■ **REQUIREMENTS**
Rewrite the entries from the beginning through the line containing "- Text: O: O: [123, 164, 134, 177]", replacing "bbox" with "bounding box" and keeping all other wording unchanged.

-- DATA LINES start --

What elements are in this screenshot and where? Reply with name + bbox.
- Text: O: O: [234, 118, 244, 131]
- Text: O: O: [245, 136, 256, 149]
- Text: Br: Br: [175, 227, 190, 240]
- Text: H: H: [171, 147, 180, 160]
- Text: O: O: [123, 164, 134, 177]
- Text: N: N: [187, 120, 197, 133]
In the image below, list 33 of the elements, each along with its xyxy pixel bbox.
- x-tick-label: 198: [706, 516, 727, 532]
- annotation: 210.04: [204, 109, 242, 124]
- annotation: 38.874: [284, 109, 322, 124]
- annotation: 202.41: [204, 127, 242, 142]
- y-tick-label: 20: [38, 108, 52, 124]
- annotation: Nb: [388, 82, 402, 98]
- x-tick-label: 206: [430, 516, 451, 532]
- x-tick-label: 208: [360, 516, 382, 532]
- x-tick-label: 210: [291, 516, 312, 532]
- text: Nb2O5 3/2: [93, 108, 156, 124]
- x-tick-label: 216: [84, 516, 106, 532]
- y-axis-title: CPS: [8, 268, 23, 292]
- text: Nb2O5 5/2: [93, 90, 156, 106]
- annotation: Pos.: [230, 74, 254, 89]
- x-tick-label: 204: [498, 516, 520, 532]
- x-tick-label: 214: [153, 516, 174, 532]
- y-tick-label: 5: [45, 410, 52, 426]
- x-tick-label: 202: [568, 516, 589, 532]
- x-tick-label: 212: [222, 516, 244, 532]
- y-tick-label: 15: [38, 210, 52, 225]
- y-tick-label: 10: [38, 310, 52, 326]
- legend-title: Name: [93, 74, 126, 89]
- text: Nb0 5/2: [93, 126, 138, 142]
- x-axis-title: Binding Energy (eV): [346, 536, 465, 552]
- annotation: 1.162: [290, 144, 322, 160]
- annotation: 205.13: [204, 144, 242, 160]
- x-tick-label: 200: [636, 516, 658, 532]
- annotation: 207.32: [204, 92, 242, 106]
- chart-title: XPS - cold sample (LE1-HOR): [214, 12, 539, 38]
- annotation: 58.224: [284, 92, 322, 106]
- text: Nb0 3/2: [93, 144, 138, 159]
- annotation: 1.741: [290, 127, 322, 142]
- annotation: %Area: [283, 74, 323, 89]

-- DATA LINES end --

■ **TASK SOLUTION**
What elements are in this screenshot and where? Reply with name + bounding box.
- Text: O: O: [234, 118, 244, 131]
- Text: O: O: [245, 136, 256, 149]
- Text: Br: Br: [175, 227, 190, 240]
- Text: H: H: [171, 147, 180, 160]
- Text: O: O: [123, 164, 134, 177]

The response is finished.